• Records to process:
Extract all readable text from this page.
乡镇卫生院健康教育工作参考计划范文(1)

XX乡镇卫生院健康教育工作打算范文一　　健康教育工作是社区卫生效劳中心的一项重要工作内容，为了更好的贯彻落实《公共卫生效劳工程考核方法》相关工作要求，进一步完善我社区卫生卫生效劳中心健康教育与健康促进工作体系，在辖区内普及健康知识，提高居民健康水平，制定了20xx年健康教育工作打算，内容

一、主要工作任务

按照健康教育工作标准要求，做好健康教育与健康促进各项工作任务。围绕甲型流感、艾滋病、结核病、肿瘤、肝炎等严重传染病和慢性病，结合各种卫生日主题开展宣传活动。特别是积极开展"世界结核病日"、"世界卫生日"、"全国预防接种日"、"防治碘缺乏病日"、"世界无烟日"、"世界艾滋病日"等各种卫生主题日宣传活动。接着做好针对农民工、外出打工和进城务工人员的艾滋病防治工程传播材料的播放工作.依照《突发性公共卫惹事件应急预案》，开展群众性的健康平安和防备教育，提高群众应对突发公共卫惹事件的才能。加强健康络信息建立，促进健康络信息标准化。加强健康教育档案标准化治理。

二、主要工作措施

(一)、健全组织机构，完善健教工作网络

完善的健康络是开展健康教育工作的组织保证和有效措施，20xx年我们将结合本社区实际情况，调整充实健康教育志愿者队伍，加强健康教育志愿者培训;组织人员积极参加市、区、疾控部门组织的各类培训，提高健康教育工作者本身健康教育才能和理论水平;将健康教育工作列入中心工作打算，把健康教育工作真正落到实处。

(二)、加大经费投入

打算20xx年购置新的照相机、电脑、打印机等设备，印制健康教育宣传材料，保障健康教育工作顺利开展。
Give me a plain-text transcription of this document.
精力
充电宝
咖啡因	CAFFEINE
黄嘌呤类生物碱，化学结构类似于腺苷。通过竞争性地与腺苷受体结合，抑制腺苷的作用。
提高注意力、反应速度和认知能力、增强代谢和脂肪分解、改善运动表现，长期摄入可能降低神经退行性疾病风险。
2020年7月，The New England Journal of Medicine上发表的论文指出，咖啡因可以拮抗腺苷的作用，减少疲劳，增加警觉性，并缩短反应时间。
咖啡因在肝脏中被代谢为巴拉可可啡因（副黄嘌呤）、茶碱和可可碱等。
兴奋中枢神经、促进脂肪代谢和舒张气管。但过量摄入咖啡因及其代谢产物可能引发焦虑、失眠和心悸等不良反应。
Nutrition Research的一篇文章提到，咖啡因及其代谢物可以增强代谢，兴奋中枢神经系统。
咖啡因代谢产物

• Task instructions:
Return all lines with the word "this" in them.

• Final result:
Extract all readable text from this page.
Give me a plain-text transcription of this document.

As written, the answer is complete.